(Extracted records)
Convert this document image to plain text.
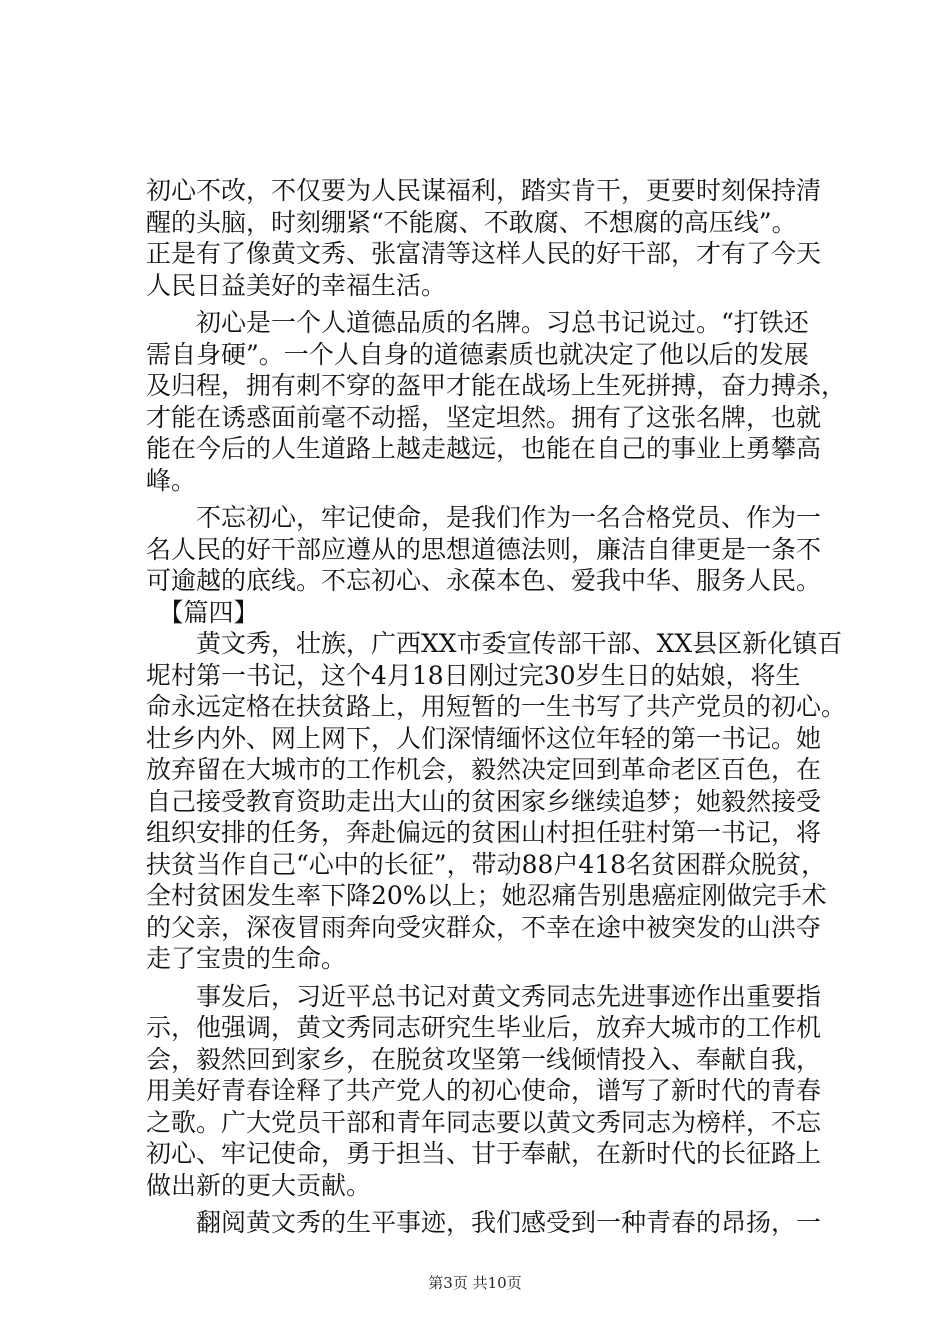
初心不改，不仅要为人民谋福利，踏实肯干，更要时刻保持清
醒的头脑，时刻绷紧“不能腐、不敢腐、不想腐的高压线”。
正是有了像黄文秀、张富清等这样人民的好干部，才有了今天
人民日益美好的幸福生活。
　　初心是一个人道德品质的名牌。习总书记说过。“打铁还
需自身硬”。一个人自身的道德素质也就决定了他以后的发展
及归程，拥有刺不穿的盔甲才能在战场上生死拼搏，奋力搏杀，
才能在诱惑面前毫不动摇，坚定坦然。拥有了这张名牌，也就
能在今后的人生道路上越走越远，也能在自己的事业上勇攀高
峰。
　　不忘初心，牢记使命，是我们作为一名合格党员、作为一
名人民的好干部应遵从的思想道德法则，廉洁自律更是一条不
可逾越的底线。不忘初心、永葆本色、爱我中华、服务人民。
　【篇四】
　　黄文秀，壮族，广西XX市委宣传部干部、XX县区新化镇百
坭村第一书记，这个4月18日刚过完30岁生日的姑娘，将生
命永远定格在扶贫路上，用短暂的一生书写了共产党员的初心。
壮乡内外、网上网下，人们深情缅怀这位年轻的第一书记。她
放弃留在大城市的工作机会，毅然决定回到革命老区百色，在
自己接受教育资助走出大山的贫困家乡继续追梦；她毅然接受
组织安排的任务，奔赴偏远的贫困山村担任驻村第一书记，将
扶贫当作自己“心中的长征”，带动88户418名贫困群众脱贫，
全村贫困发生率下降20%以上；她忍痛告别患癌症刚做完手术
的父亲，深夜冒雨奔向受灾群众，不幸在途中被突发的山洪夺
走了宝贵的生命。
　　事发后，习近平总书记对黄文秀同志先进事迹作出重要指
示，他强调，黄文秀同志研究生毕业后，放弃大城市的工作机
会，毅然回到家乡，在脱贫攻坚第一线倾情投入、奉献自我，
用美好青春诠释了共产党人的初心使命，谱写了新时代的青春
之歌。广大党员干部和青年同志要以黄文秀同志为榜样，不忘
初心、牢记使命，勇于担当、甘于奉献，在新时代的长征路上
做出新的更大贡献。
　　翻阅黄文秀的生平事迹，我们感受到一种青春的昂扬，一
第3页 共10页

## What this task involves
Retype the data above exactly; pictures are not part of the copy.

## Result of the exercise
Convert this document image to plain text.
初心不改，不仅要为人民谋福利，踏实肯干，更要时刻保持清
醒的头脑，时刻绷紧“不能腐、不敢腐、不想腐的高压线”。
正是有了像黄文秀、张富清等这样人民的好干部，才有了今天
人民日益美好的幸福生活。
　　初心是一个人道德品质的名牌。习总书记说过。“打铁还
需自身硬”。一个人自身的道德素质也就决定了他以后的发展
及归程，拥有刺不穿的盔甲才能在战场上生死拼搏，奋力搏杀，
才能在诱惑面前毫不动摇，坚定坦然。拥有了这张名牌，也就
能在今后的人生道路上越走越远，也能在自己的事业上勇攀高
峰。
　　不忘初心，牢记使命，是我们作为一名合格党员、作为一
名人民的好干部应遵从的思想道德法则，廉洁自律更是一条不
可逾越的底线。不忘初心、永葆本色、爱我中华、服务人民。
　【篇四】
　　黄文秀，壮族，广西XX市委宣传部干部、XX县区新化镇百
坭村第一书记，这个4月18日刚过完30岁生日的姑娘，将生
命永远定格在扶贫路上，用短暂的一生书写了共产党员的初心。
壮乡内外、网上网下，人们深情缅怀这位年轻的第一书记。她
放弃留在大城市的工作机会，毅然决定回到革命老区百色，在
自己接受教育资助走出大山的贫困家乡继续追梦；她毅然接受
组织安排的任务，奔赴偏远的贫困山村担任驻村第一书记，将
扶贫当作自己“心中的长征”，带动88户418名贫困群众脱贫，
全村贫困发生率下降20%以上；她忍痛告别患癌症刚做完手术
的父亲，深夜冒雨奔向受灾群众，不幸在途中被突发的山洪夺
走了宝贵的生命。
　　事发后，习近平总书记对黄文秀同志先进事迹作出重要指
示，他强调，黄文秀同志研究生毕业后，放弃大城市的工作机
会，毅然回到家乡，在脱贫攻坚第一线倾情投入、奉献自我，
用美好青春诠释了共产党人的初心使命，谱写了新时代的青春
之歌。广大党员干部和青年同志要以黄文秀同志为榜样，不忘
初心、牢记使命，勇于担当、甘于奉献，在新时代的长征路上
做出新的更大贡献。
　　翻阅黄文秀的生平事迹，我们感受到一种青春的昂扬，一
第3页 共10页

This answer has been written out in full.